GIVEN TASK: Sift the material for lines containing "this", and return them.

● ● ● ●

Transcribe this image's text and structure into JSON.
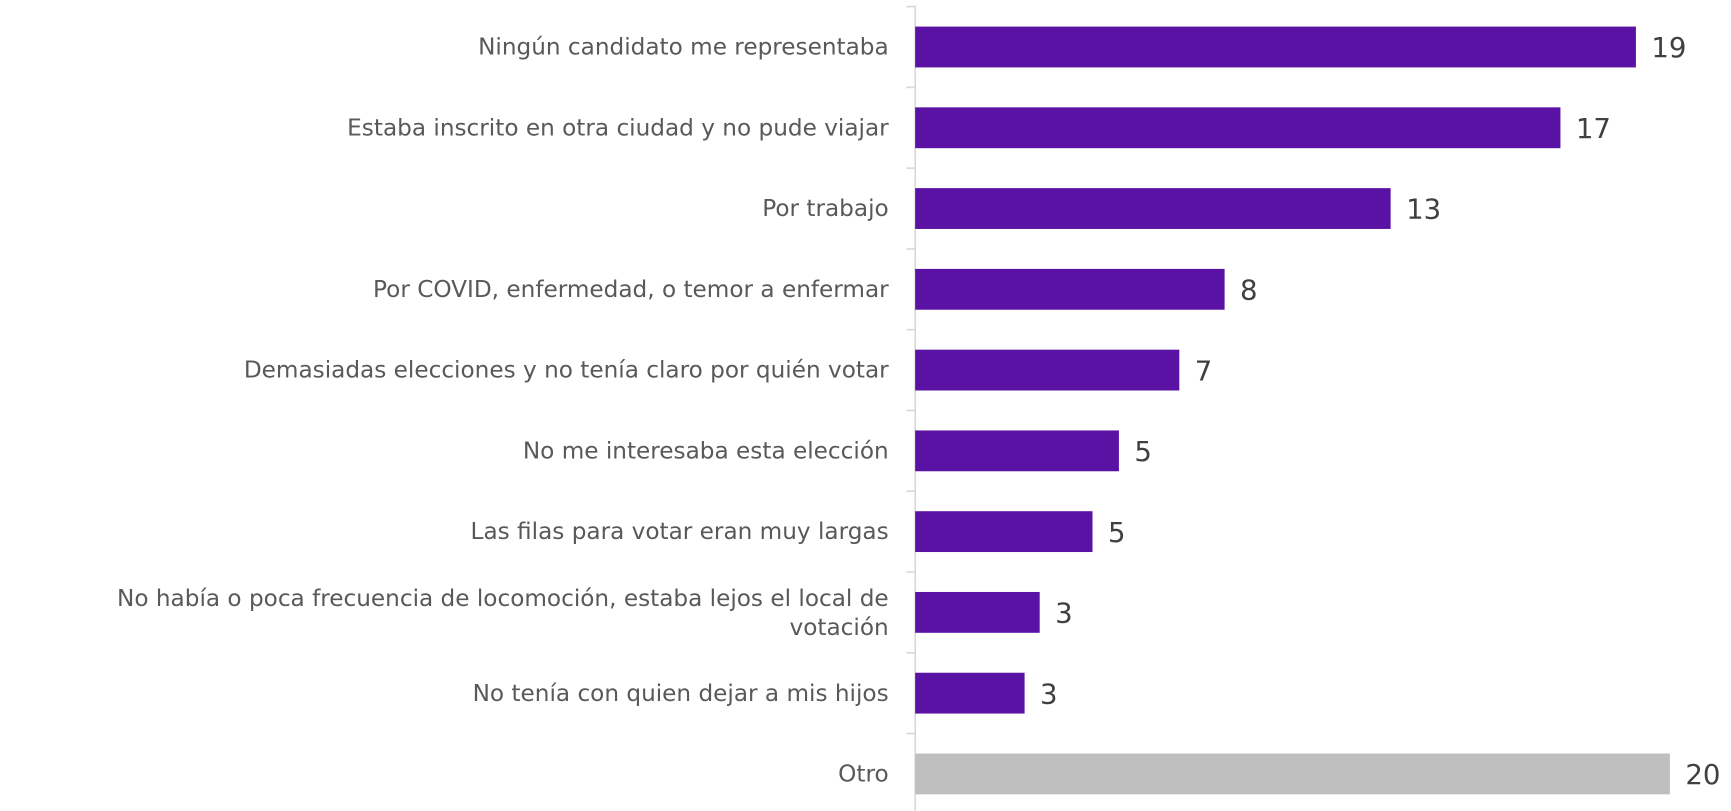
{
  "chart_data": {
    "type": "hbar",
    "categories": [
      "Ningún candidato me representaba",
      "Estaba inscrito en otra ciudad y no pude viajar",
      "Por trabajo",
      "Por COVID, enfermedad, o temor a enfermar",
      "Demasiadas elecciones y no tenía claro por quién votar",
      "No me interesaba esta elección",
      "Las filas para votar eran muy largas",
      "No había o poca frecuencia de locomoción, estaba lejos el local de votación",
      "No tenía con quien dejar a mis hijos",
      "Otro"
    ],
    "values": [
      19.1,
      17.1,
      12.6,
      8.2,
      7.0,
      5.4,
      4.7,
      3.3,
      2.9,
      20
    ],
    "value_labels": [
      "19",
      "17",
      "13",
      "8",
      "7",
      "5",
      "5",
      "3",
      "3",
      "20"
    ],
    "colors": [
      "#5a12a4",
      "#5a12a4",
      "#5a12a4",
      "#5a12a4",
      "#5a12a4",
      "#5a12a4",
      "#5a12a4",
      "#5a12a4",
      "#5a12a4",
      "#bfbfbf"
    ],
    "xlim": [
      0,
      20
    ]
  }
}
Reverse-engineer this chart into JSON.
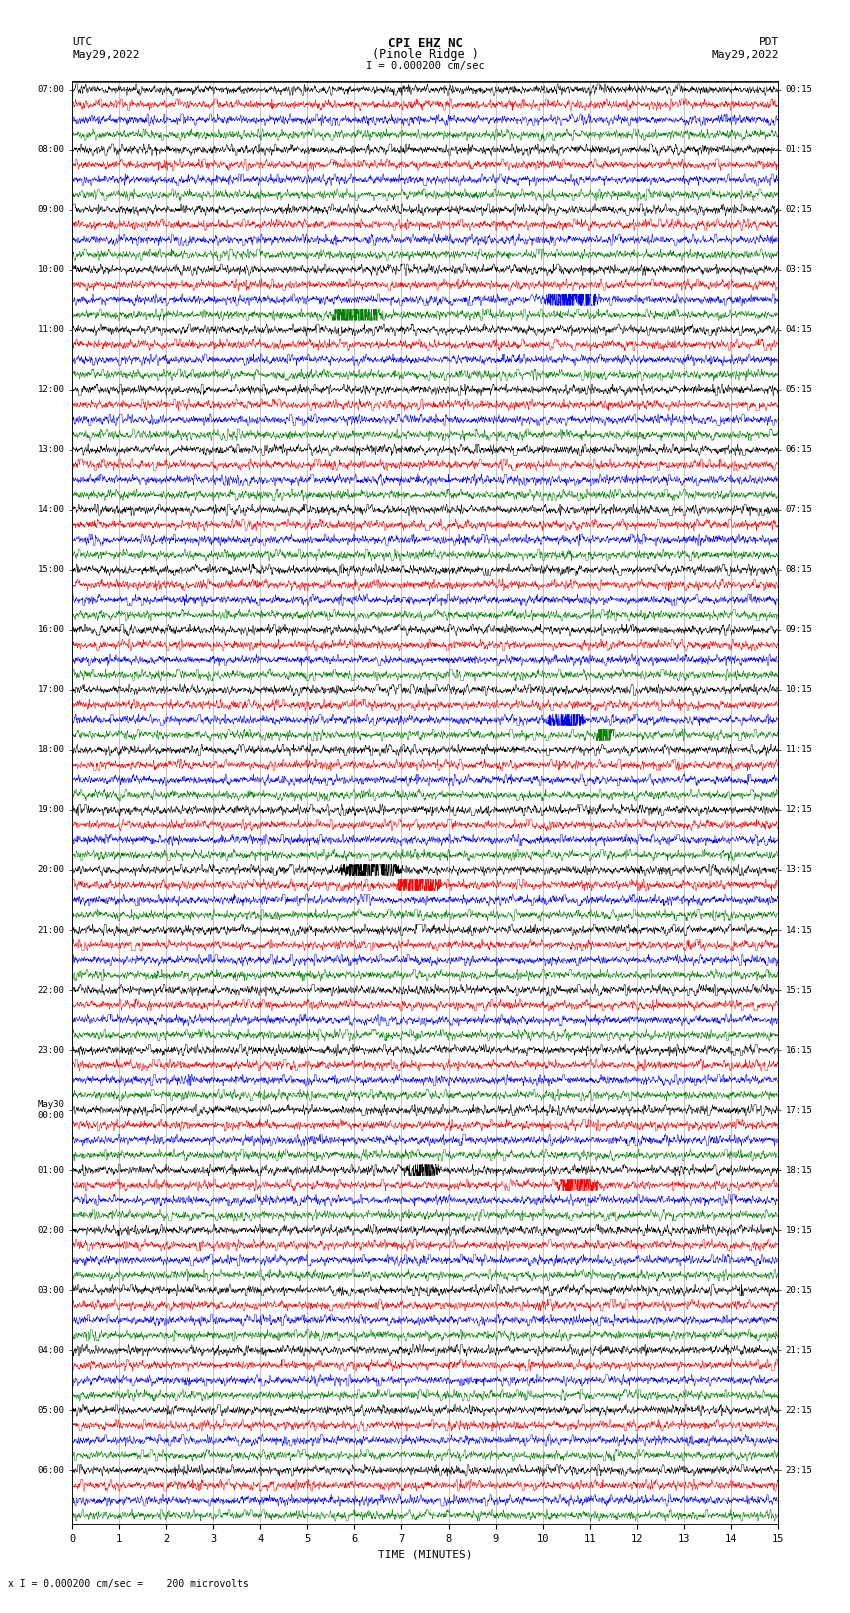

● ● ● ●

EXPECTED OUTPUT:
Transcribe this image's text and structure into JSON.
Reverse-engineer this chart into JSON.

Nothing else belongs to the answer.